**Exercise:**
Please write out the material below exactly as given.

**Data provided:**
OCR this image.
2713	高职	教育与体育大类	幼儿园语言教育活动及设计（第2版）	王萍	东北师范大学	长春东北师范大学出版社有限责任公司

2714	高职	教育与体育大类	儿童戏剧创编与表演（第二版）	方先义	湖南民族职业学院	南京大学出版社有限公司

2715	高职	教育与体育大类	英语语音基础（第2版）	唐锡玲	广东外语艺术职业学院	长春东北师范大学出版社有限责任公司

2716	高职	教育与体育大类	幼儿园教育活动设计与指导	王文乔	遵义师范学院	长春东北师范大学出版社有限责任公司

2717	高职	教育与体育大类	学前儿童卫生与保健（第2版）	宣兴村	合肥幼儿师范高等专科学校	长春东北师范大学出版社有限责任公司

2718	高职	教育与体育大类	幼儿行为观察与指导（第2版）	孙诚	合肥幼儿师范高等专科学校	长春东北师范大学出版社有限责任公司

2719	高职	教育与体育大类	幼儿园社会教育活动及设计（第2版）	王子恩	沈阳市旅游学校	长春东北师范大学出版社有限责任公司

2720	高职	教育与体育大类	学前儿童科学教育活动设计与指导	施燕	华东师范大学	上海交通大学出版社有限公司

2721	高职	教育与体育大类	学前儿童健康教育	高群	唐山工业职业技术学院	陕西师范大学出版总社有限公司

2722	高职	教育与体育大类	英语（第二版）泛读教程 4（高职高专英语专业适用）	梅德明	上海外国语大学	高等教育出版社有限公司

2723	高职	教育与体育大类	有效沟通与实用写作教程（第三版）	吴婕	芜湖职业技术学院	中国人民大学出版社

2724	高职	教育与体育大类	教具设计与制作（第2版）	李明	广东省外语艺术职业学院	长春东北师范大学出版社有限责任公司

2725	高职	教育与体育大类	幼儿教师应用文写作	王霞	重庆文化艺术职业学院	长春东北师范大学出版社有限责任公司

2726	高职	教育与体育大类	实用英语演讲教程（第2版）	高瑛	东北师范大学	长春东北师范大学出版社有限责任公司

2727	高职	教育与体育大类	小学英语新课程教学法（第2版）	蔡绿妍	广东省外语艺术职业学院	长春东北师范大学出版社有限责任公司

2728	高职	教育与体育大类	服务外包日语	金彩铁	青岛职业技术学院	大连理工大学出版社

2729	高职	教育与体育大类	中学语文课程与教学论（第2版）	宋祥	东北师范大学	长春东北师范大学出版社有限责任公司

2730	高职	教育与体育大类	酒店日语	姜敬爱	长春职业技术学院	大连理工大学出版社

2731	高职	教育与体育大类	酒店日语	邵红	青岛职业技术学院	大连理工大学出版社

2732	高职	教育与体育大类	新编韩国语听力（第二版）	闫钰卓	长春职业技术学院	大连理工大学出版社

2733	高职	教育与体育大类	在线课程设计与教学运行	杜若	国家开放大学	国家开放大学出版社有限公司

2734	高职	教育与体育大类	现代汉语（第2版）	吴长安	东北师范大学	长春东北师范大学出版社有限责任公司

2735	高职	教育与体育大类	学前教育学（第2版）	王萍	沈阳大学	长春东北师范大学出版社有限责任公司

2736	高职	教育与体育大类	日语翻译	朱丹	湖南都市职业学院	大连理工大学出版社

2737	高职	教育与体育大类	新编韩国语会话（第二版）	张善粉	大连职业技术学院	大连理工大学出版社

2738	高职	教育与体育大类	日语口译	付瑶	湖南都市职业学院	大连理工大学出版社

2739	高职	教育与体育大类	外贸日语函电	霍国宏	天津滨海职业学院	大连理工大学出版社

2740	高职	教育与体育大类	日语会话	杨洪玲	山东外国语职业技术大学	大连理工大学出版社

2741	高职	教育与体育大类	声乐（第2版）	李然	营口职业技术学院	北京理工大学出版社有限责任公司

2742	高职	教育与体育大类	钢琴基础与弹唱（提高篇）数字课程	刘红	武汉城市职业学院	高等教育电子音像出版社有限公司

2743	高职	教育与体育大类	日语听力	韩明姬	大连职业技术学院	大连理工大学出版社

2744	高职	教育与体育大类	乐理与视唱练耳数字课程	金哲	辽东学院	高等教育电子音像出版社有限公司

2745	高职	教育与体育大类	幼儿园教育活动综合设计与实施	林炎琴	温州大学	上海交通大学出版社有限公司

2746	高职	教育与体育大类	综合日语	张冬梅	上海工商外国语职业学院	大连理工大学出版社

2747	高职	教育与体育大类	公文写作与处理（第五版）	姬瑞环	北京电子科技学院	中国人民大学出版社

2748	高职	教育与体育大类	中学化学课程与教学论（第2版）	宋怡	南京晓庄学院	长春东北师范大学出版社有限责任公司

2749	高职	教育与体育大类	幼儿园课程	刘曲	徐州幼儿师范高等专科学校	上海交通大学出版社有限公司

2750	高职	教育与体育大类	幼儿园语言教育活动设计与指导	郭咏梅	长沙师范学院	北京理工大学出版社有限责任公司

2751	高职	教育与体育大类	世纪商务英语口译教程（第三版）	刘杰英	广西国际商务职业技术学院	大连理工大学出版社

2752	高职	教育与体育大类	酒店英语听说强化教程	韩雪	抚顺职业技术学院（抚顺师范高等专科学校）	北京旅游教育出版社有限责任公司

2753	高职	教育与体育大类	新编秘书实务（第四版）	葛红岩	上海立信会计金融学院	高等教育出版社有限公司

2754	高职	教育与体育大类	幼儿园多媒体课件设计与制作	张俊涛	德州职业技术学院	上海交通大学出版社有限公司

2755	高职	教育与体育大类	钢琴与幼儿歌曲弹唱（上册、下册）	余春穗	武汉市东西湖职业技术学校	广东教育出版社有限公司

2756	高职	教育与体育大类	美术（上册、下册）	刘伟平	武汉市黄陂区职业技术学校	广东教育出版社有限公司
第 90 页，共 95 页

**Exercise response:**
OCR this image.
2713	高职	教育与体育大类	幼儿园语言教育活动及设计（第2版）	王萍	东北师范大学	长春东北师范大学出版社有限责任公司

2714	高职	教育与体育大类	儿童戏剧创编与表演（第二版）	方先义	湖南民族职业学院	南京大学出版社有限公司

2715	高职	教育与体育大类	英语语音基础（第2版）	唐锡玲	广东外语艺术职业学院	长春东北师范大学出版社有限责任公司

2716	高职	教育与体育大类	幼儿园教育活动设计与指导	王文乔	遵义师范学院	长春东北师范大学出版社有限责任公司

2717	高职	教育与体育大类	学前儿童卫生与保健（第2版）	宣兴村	合肥幼儿师范高等专科学校	长春东北师范大学出版社有限责任公司

2718	高职	教育与体育大类	幼儿行为观察与指导（第2版）	孙诚	合肥幼儿师范高等专科学校	长春东北师范大学出版社有限责任公司

2719	高职	教育与体育大类	幼儿园社会教育活动及设计（第2版）	王子恩	沈阳市旅游学校	长春东北师范大学出版社有限责任公司

2720	高职	教育与体育大类	学前儿童科学教育活动设计与指导	施燕	华东师范大学	上海交通大学出版社有限公司

2721	高职	教育与体育大类	学前儿童健康教育	高群	唐山工业职业技术学院	陕西师范大学出版总社有限公司

2722	高职	教育与体育大类	英语（第二版）泛读教程 4（高职高专英语专业适用）	梅德明	上海外国语大学	高等教育出版社有限公司

2723	高职	教育与体育大类	有效沟通与实用写作教程（第三版）	吴婕	芜湖职业技术学院	中国人民大学出版社

2724	高职	教育与体育大类	教具设计与制作（第2版）	李明	广东省外语艺术职业学院	长春东北师范大学出版社有限责任公司

2725	高职	教育与体育大类	幼儿教师应用文写作	王霞	重庆文化艺术职业学院	长春东北师范大学出版社有限责任公司

2726	高职	教育与体育大类	实用英语演讲教程（第2版）	高瑛	东北师范大学	长春东北师范大学出版社有限责任公司

2727	高职	教育与体育大类	小学英语新课程教学法（第2版）	蔡绿妍	广东省外语艺术职业学院	长春东北师范大学出版社有限责任公司

2728	高职	教育与体育大类	服务外包日语	金彩铁	青岛职业技术学院	大连理工大学出版社

2729	高职	教育与体育大类	中学语文课程与教学论（第2版）	宋祥	东北师范大学	长春东北师范大学出版社有限责任公司

2730	高职	教育与体育大类	酒店日语	姜敬爱	长春职业技术学院	大连理工大学出版社

2731	高职	教育与体育大类	酒店日语	邵红	青岛职业技术学院	大连理工大学出版社

2732	高职	教育与体育大类	新编韩国语听力（第二版）	闫钰卓	长春职业技术学院	大连理工大学出版社

2733	高职	教育与体育大类	在线课程设计与教学运行	杜若	国家开放大学	国家开放大学出版社有限公司

2734	高职	教育与体育大类	现代汉语（第2版）	吴长安	东北师范大学	长春东北师范大学出版社有限责任公司

2735	高职	教育与体育大类	学前教育学（第2版）	王萍	沈阳大学	长春东北师范大学出版社有限责任公司

2736	高职	教育与体育大类	日语翻译	朱丹	湖南都市职业学院	大连理工大学出版社

2737	高职	教育与体育大类	新编韩国语会话（第二版）	张善粉	大连职业技术学院	大连理工大学出版社

2738	高职	教育与体育大类	日语口译	付瑶	湖南都市职业学院	大连理工大学出版社

2739	高职	教育与体育大类	外贸日语函电	霍国宏	天津滨海职业学院	大连理工大学出版社

2740	高职	教育与体育大类	日语会话	杨洪玲	山东外国语职业技术大学	大连理工大学出版社

2741	高职	教育与体育大类	声乐（第2版）	李然	营口职业技术学院	北京理工大学出版社有限责任公司

2742	高职	教育与体育大类	钢琴基础与弹唱（提高篇）数字课程	刘红	武汉城市职业学院	高等教育电子音像出版社有限公司

2743	高职	教育与体育大类	日语听力	韩明姬	大连职业技术学院	大连理工大学出版社

2744	高职	教育与体育大类	乐理与视唱练耳数字课程	金哲	辽东学院	高等教育电子音像出版社有限公司

2745	高职	教育与体育大类	幼儿园教育活动综合设计与实施	林炎琴	温州大学	上海交通大学出版社有限公司

2746	高职	教育与体育大类	综合日语	张冬梅	上海工商外国语职业学院	大连理工大学出版社

2747	高职	教育与体育大类	公文写作与处理（第五版）	姬瑞环	北京电子科技学院	中国人民大学出版社

2748	高职	教育与体育大类	中学化学课程与教学论（第2版）	宋怡	南京晓庄学院	长春东北师范大学出版社有限责任公司

2749	高职	教育与体育大类	幼儿园课程	刘曲	徐州幼儿师范高等专科学校	上海交通大学出版社有限公司

2750	高职	教育与体育大类	幼儿园语言教育活动设计与指导	郭咏梅	长沙师范学院	北京理工大学出版社有限责任公司

2751	高职	教育与体育大类	世纪商务英语口译教程（第三版）	刘杰英	广西国际商务职业技术学院	大连理工大学出版社

2752	高职	教育与体育大类	酒店英语听说强化教程	韩雪	抚顺职业技术学院（抚顺师范高等专科学校）	北京旅游教育出版社有限责任公司

2753	高职	教育与体育大类	新编秘书实务（第四版）	葛红岩	上海立信会计金融学院	高等教育出版社有限公司

2754	高职	教育与体育大类	幼儿园多媒体课件设计与制作	张俊涛	德州职业技术学院	上海交通大学出版社有限公司

2755	高职	教育与体育大类	钢琴与幼儿歌曲弹唱（上册、下册）	余春穗	武汉市东西湖职业技术学校	广东教育出版社有限公司

2756	高职	教育与体育大类	美术（上册、下册）	刘伟平	武汉市黄陂区职业技术学校	广东教育出版社有限公司
第 90 页，共 95 页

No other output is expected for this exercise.